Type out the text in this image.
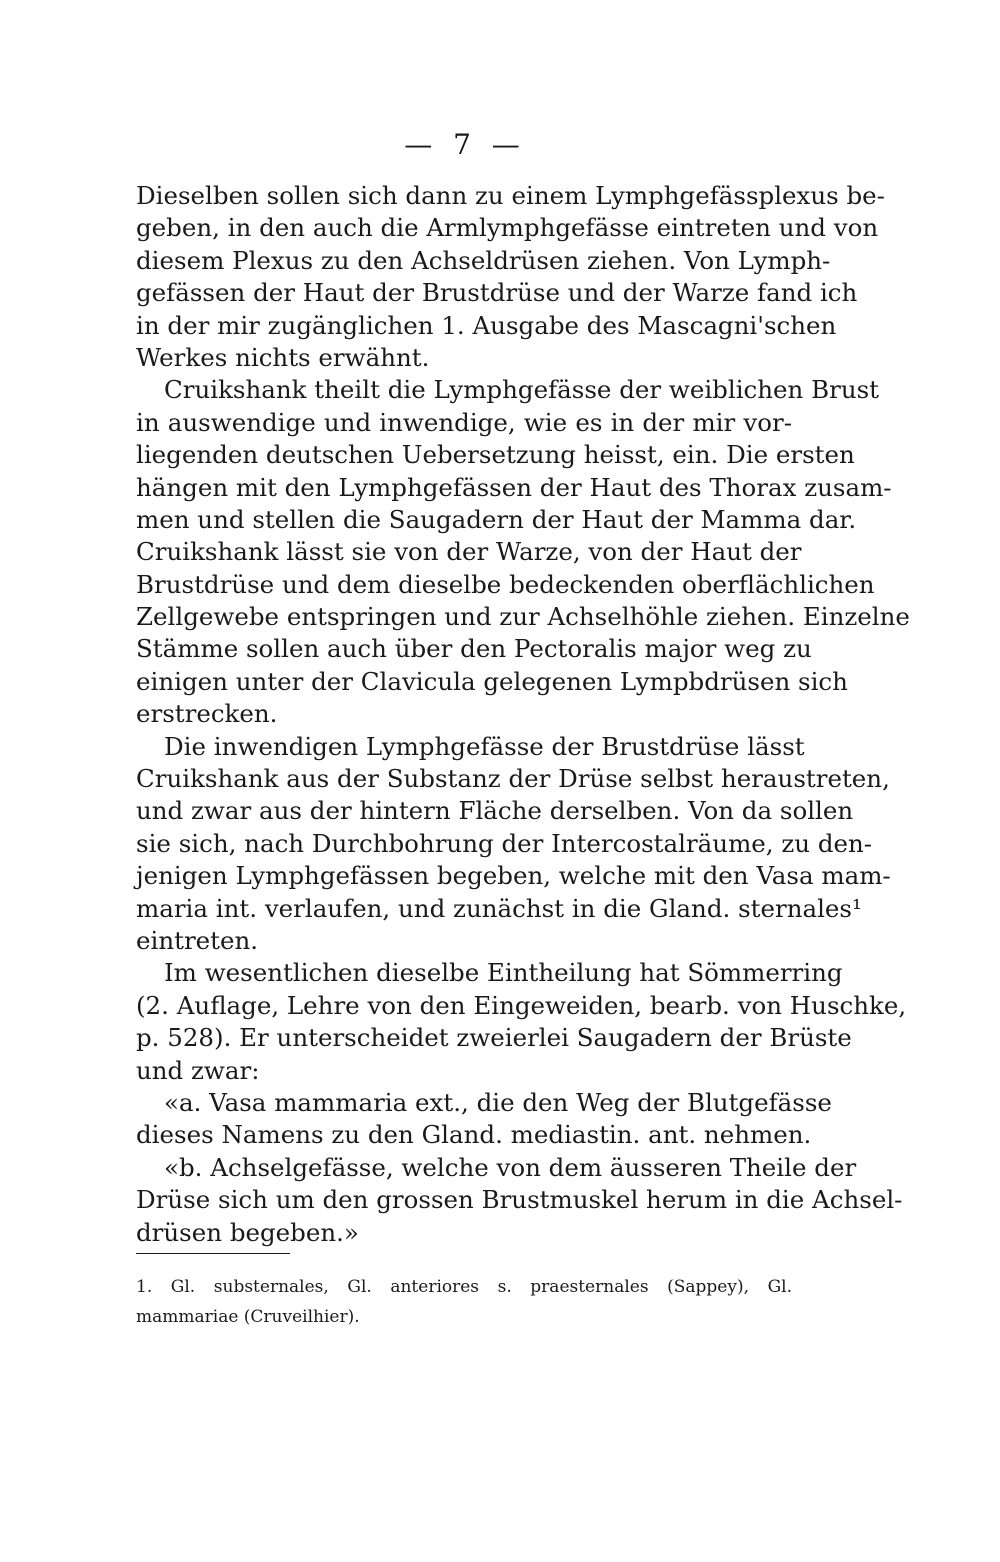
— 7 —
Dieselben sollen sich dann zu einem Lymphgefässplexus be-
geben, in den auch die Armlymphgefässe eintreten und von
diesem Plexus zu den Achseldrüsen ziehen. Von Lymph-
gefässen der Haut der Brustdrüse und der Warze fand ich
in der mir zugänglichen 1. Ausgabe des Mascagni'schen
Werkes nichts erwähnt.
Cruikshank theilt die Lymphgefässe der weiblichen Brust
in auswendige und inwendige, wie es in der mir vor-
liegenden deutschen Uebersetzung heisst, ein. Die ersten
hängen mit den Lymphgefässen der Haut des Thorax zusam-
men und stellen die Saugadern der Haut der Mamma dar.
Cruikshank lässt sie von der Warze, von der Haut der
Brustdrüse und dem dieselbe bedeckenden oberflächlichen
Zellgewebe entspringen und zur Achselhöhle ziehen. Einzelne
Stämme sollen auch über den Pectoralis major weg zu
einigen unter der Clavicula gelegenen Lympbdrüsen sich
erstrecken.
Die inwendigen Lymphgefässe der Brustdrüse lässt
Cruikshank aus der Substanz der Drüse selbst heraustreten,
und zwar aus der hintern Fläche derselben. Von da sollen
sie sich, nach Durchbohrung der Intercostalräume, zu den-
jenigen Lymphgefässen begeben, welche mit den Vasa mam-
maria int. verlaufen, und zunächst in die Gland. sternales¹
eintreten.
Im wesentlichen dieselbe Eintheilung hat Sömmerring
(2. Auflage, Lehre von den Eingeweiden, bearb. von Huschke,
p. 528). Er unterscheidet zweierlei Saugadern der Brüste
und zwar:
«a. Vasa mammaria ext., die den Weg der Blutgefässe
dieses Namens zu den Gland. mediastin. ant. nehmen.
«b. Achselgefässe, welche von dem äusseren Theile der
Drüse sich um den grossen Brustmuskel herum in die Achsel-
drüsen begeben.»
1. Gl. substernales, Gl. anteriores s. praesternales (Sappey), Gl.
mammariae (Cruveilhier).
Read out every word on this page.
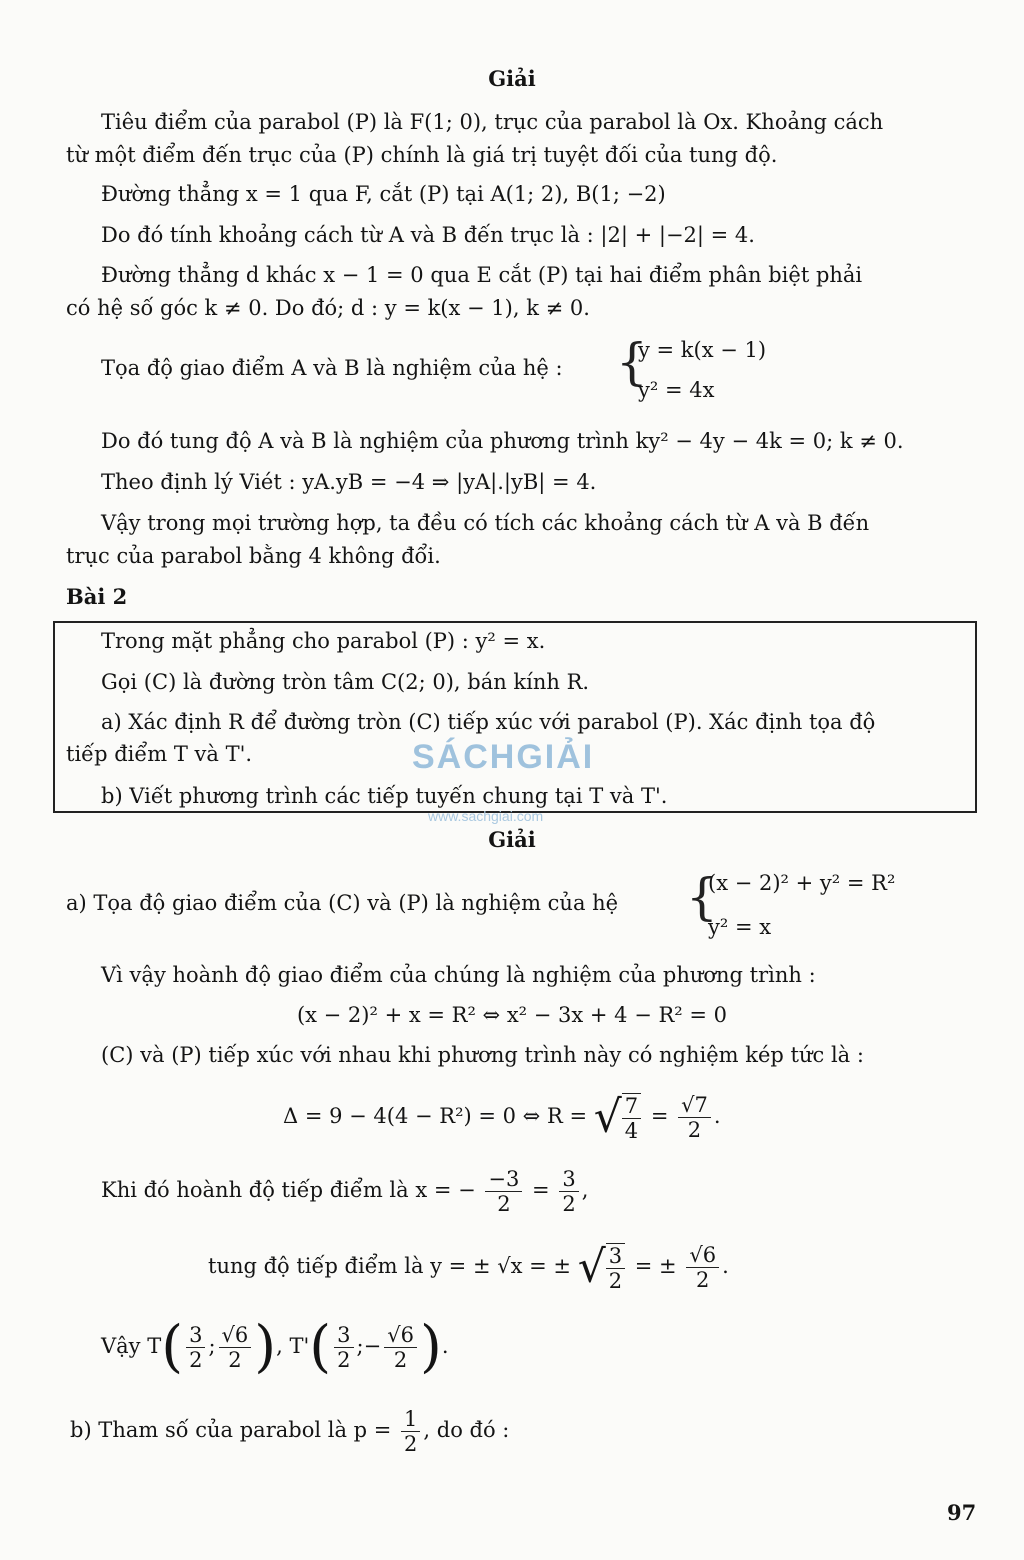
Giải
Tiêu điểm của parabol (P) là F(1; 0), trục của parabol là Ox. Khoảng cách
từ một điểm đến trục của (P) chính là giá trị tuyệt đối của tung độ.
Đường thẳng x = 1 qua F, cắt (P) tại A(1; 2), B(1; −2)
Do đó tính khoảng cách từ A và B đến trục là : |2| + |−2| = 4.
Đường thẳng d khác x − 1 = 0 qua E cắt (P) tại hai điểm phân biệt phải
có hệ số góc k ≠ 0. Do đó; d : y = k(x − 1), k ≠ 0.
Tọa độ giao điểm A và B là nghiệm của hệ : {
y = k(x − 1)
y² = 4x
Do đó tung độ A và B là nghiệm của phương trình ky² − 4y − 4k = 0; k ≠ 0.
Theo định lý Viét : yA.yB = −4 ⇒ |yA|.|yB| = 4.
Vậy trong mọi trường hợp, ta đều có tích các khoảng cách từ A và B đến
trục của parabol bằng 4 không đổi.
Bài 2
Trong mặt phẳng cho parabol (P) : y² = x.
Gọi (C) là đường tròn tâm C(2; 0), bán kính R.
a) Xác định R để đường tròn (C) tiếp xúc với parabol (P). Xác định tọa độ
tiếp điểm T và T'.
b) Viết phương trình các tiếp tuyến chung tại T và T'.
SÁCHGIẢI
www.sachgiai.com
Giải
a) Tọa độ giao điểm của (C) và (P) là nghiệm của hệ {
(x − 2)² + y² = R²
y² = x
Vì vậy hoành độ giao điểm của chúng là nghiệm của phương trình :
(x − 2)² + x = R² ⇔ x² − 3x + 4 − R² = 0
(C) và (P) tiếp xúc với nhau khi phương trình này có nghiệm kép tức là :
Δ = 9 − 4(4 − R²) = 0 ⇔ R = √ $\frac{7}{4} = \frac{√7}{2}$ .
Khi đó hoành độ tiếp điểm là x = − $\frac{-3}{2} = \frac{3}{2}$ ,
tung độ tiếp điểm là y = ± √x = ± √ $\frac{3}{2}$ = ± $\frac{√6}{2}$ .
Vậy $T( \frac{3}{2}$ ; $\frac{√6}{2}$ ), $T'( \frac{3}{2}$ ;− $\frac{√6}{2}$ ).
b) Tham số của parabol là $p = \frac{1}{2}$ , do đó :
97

========================

§ **TO BE DONE**
All of the entries above should be copied exactly, except for the pictures.

§ **EXERCISE ANSWER**
Type out the text in this image.
— 7 —
Dieselben sollen sich dann zu einem Lymphgefässplexus be-
geben, in den auch die Armlymphgefässe eintreten und von
diesem Plexus zu den Achseldrüsen ziehen. Von Lymph-
gefässen der Haut der Brustdrüse und der Warze fand ich
in der mir zugänglichen 1. Ausgabe des Mascagni'schen
Werkes nichts erwähnt.
Cruikshank theilt die Lymphgefässe der weiblichen Brust
in auswendige und inwendige, wie es in der mir vor-
liegenden deutschen Uebersetzung heisst, ein. Die ersten
hängen mit den Lymphgefässen der Haut des Thorax zusam-
men und stellen die Saugadern der Haut der Mamma dar.
Cruikshank lässt sie von der Warze, von der Haut der
Brustdrüse und dem dieselbe bedeckenden oberflächlichen
Zellgewebe entspringen und zur Achselhöhle ziehen. Einzelne
Stämme sollen auch über den Pectoralis major weg zu
einigen unter der Clavicula gelegenen Lympbdrüsen sich
erstrecken.
Die inwendigen Lymphgefässe der Brustdrüse lässt
Cruikshank aus der Substanz der Drüse selbst heraustreten,
und zwar aus der hintern Fläche derselben. Von da sollen
sie sich, nach Durchbohrung der Intercostalräume, zu den-
jenigen Lymphgefässen begeben, welche mit den Vasa mam-
maria int. verlaufen, und zunächst in die Gland. sternales¹
eintreten.
Im wesentlichen dieselbe Eintheilung hat Sömmerring
(2. Auflage, Lehre von den Eingeweiden, bearb. von Huschke,
p. 528). Er unterscheidet zweierlei Saugadern der Brüste
und zwar:
«a. Vasa mammaria ext., die den Weg der Blutgefässe
dieses Namens zu den Gland. mediastin. ant. nehmen.
«b. Achselgefässe, welche von dem äusseren Theile der
Drüse sich um den grossen Brustmuskel herum in die Achsel-
drüsen begeben.»
1. Gl. substernales, Gl. anteriores s. praesternales (Sappey), Gl.
mammariae (Cruveilhier).
Read out every word on this page.
Giải
Tiêu điểm của parabol (P) là F(1; 0), trục của parabol là Ox. Khoảng cách
từ một điểm đến trục của (P) chính là giá trị tuyệt đối của tung độ.
Đường thẳng x = 1 qua F, cắt (P) tại A(1; 2), B(1; −2)
Do đó tính khoảng cách từ A và B đến trục là : |2| + |−2| = 4.
Đường thẳng d khác x − 1 = 0 qua E cắt (P) tại hai điểm phân biệt phải
có hệ số góc k ≠ 0. Do đó; d : y = k(x − 1), k ≠ 0.
Tọa độ giao điểm A và B là nghiệm của hệ : {
y = k(x − 1)
y² = 4x
Do đó tung độ A và B là nghiệm của phương trình ky² − 4y − 4k = 0; k ≠ 0.
Theo định lý Viét : yA.yB = −4 ⇒ |yA|.|yB| = 4.
Vậy trong mọi trường hợp, ta đều có tích các khoảng cách từ A và B đến
trục của parabol bằng 4 không đổi.
Bài 2
Trong mặt phẳng cho parabol (P) : y² = x.
Gọi (C) là đường tròn tâm C(2; 0), bán kính R.
a) Xác định R để đường tròn (C) tiếp xúc với parabol (P). Xác định tọa độ
tiếp điểm T và T'.
b) Viết phương trình các tiếp tuyến chung tại T và T'.
SÁCHGIẢI
www.sachgiai.com
Giải
a) Tọa độ giao điểm của (C) và (P) là nghiệm của hệ {
(x − 2)² + y² = R²
y² = x
Vì vậy hoành độ giao điểm của chúng là nghiệm của phương trình :
(x − 2)² + x = R² ⇔ x² − 3x + 4 − R² = 0
(C) và (P) tiếp xúc với nhau khi phương trình này có nghiệm kép tức là :
Δ = 9 − 4(4 − R²) = 0 ⇔ R = √ $\frac{7}{4} = \frac{√7}{2}$ .
Khi đó hoành độ tiếp điểm là x = − $\frac{-3}{2} = \frac{3}{2}$ ,
tung độ tiếp điểm là y = ± √x = ± √ $\frac{3}{2}$ = ± $\frac{√6}{2}$ .
Vậy $T( \frac{3}{2}$ ; $\frac{√6}{2}$ ), $T'( \frac{3}{2}$ ;− $\frac{√6}{2}$ ).
b) Tham số của parabol là $p = \frac{1}{2}$ , do đó :
97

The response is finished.